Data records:
++++

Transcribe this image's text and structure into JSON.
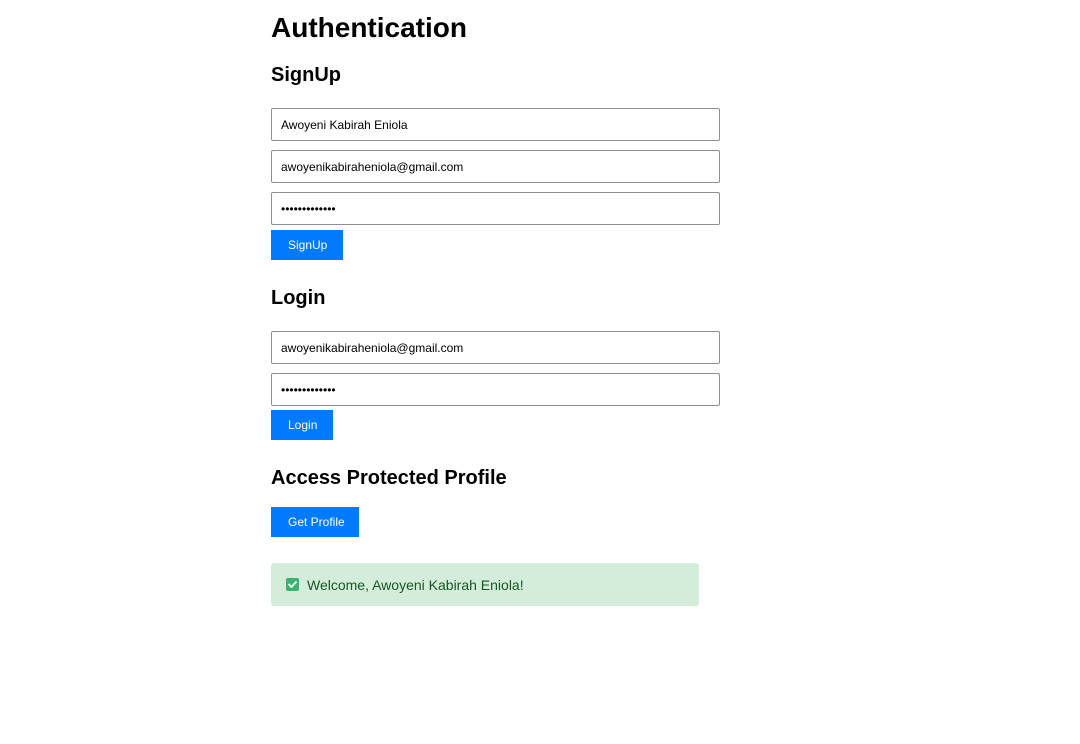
{
  "page": {
    "title": "Authentication"
  },
  "signup": {
    "heading": "SignUp",
    "name_value": "Awoyeni Kabirah Eniola",
    "email_value": "awoyenikabiraheniola@gmail.com",
    "password_value": "•••••••••••••",
    "button_label": "SignUp"
  },
  "login": {
    "heading": "Login",
    "email_value": "awoyenikabiraheniola@gmail.com",
    "password_value": "•••••••••••••",
    "button_label": "Login"
  },
  "profile": {
    "heading": "Access Protected Profile",
    "button_label": "Get Profile",
    "message": "Welcome, Awoyeni Kabirah Eniola!",
    "message_icon": "check-mark-icon"
  },
  "colors": {
    "primary_button": "#007bff",
    "success_bg": "#d4edda",
    "success_text": "#155724",
    "check_icon": "#3cb371"
  }
}
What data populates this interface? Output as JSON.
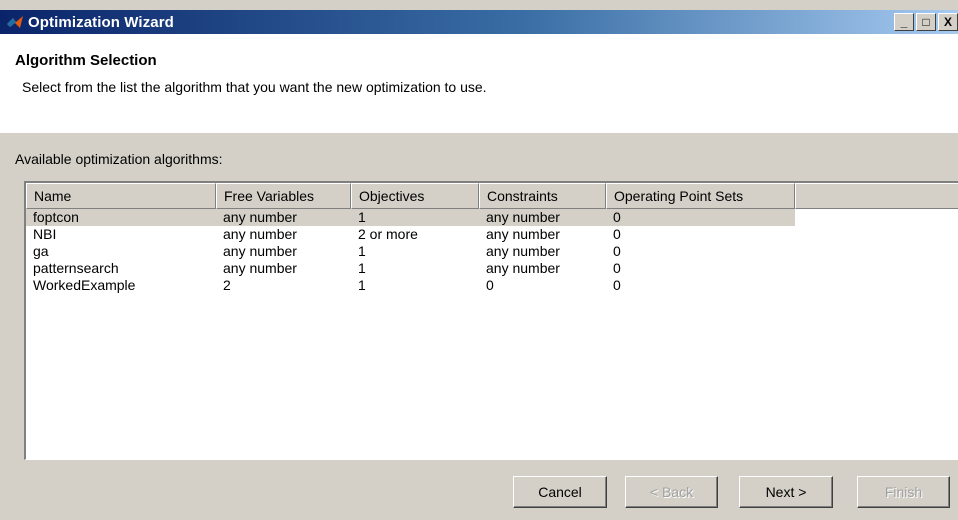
{
  "window": {
    "title": "Optimization Wizard",
    "controls": {
      "minimize": "_",
      "maximize": "□",
      "close": "X"
    }
  },
  "header": {
    "title": "Algorithm Selection",
    "description": "Select from the list the algorithm that you want the new optimization to use."
  },
  "list_label": "Available optimization algorithms:",
  "table": {
    "columns": [
      "Name",
      "Free Variables",
      "Objectives",
      "Constraints",
      "Operating Point Sets"
    ],
    "rows": [
      [
        "foptcon",
        "any number",
        "1",
        "any number",
        "0"
      ],
      [
        "NBI",
        "any number",
        "2 or more",
        "any number",
        "0"
      ],
      [
        "ga",
        "any number",
        "1",
        "any number",
        "0"
      ],
      [
        "patternsearch",
        "any number",
        "1",
        "any number",
        "0"
      ],
      [
        "WorkedExample",
        "2",
        "1",
        "0",
        "0"
      ]
    ],
    "selected_row": "foptcon"
  },
  "buttons": {
    "cancel": "Cancel",
    "back": "< Back",
    "next": "Next >",
    "finish": "Finish"
  },
  "colors": {
    "title_gradient_start": "#0a246a",
    "title_gradient_end": "#a6caf0",
    "dialog_bg": "#d4d0c8",
    "panel_bg": "#ffffff"
  },
  "icons": {
    "app": "matlab-logo-icon"
  }
}
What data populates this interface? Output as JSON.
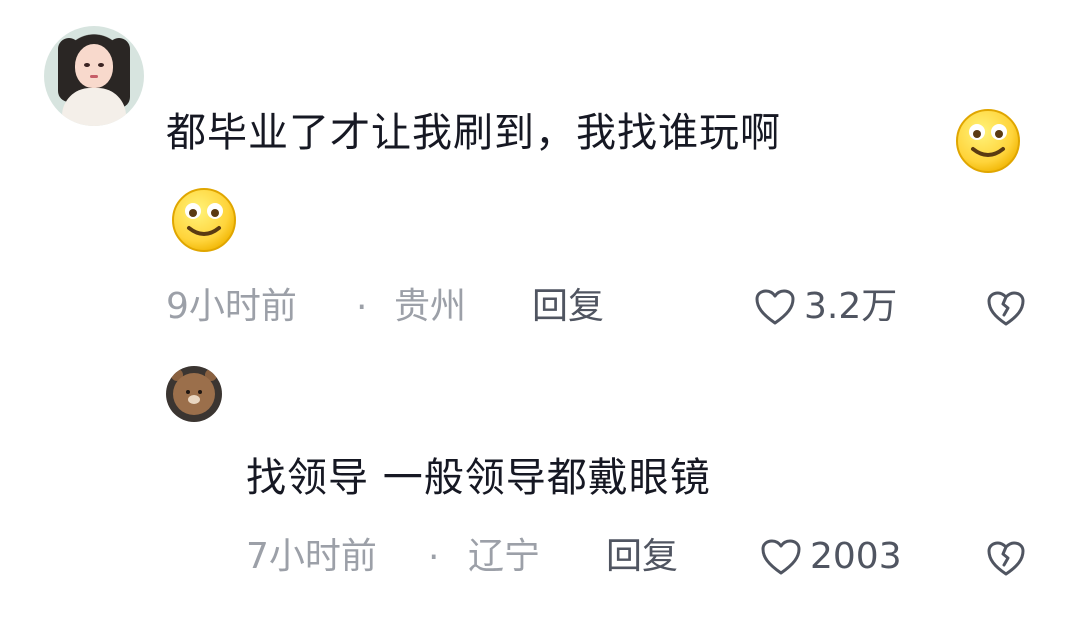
{
  "comment": {
    "text": "都毕业了才让我刷到，我找谁玩啊",
    "time": "9小时前",
    "separator": "·",
    "location": "贵州",
    "reply_label": "回复",
    "like_count": "3.2万"
  },
  "reply": {
    "text": "找领导 一般领导都戴眼镜",
    "time": "7小时前",
    "separator": "·",
    "location": "辽宁",
    "reply_label": "回复",
    "like_count": "2003"
  },
  "icons": {
    "like": "heart-outline-icon",
    "dislike": "broken-heart-outline-icon",
    "emoji": "smiling-face-emoji"
  },
  "colors": {
    "text_primary": "#161823",
    "text_meta": "#9ca0a8",
    "text_action": "#505561"
  }
}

++++

• Work to be completed: From the listing above, print every entry precisely and drop the pictures.

• Complete output:
Transcribe this image's text and structure into JSON.
{
  "page": {
    "title": "Authentication"
  },
  "signup": {
    "heading": "SignUp",
    "name_value": "Awoyeni Kabirah Eniola",
    "email_value": "awoyenikabiraheniola@gmail.com",
    "password_value": "•••••••••••••",
    "button_label": "SignUp"
  },
  "login": {
    "heading": "Login",
    "email_value": "awoyenikabiraheniola@gmail.com",
    "password_value": "•••••••••••••",
    "button_label": "Login"
  },
  "profile": {
    "heading": "Access Protected Profile",
    "button_label": "Get Profile",
    "message": "Welcome, Awoyeni Kabirah Eniola!",
    "message_icon": "check-mark-icon"
  },
  "colors": {
    "primary_button": "#007bff",
    "success_bg": "#d4edda",
    "success_text": "#155724",
    "check_icon": "#3cb371"
  }
}
What data populates this interface? Output as JSON.
{
  "window": {
    "title": "Optimization Wizard",
    "controls": {
      "minimize": "_",
      "maximize": "□",
      "close": "X"
    }
  },
  "header": {
    "title": "Algorithm Selection",
    "description": "Select from the list the algorithm that you want the new optimization to use."
  },
  "list_label": "Available optimization algorithms:",
  "table": {
    "columns": [
      "Name",
      "Free Variables",
      "Objectives",
      "Constraints",
      "Operating Point Sets"
    ],
    "rows": [
      [
        "foptcon",
        "any number",
        "1",
        "any number",
        "0"
      ],
      [
        "NBI",
        "any number",
        "2 or more",
        "any number",
        "0"
      ],
      [
        "ga",
        "any number",
        "1",
        "any number",
        "0"
      ],
      [
        "patternsearch",
        "any number",
        "1",
        "any number",
        "0"
      ],
      [
        "WorkedExample",
        "2",
        "1",
        "0",
        "0"
      ]
    ],
    "selected_row": "foptcon"
  },
  "buttons": {
    "cancel": "Cancel",
    "back": "< Back",
    "next": "Next >",
    "finish": "Finish"
  },
  "colors": {
    "title_gradient_start": "#0a246a",
    "title_gradient_end": "#a6caf0",
    "dialog_bg": "#d4d0c8",
    "panel_bg": "#ffffff"
  },
  "icons": {
    "app": "matlab-logo-icon"
  }
}
What data populates this interface? Output as JSON.
{
  "comment": {
    "text": "都毕业了才让我刷到，我找谁玩啊",
    "time": "9小时前",
    "separator": "·",
    "location": "贵州",
    "reply_label": "回复",
    "like_count": "3.2万"
  },
  "reply": {
    "text": "找领导 一般领导都戴眼镜",
    "time": "7小时前",
    "separator": "·",
    "location": "辽宁",
    "reply_label": "回复",
    "like_count": "2003"
  },
  "icons": {
    "like": "heart-outline-icon",
    "dislike": "broken-heart-outline-icon",
    "emoji": "smiling-face-emoji"
  },
  "colors": {
    "text_primary": "#161823",
    "text_meta": "#9ca0a8",
    "text_action": "#505561"
  }
}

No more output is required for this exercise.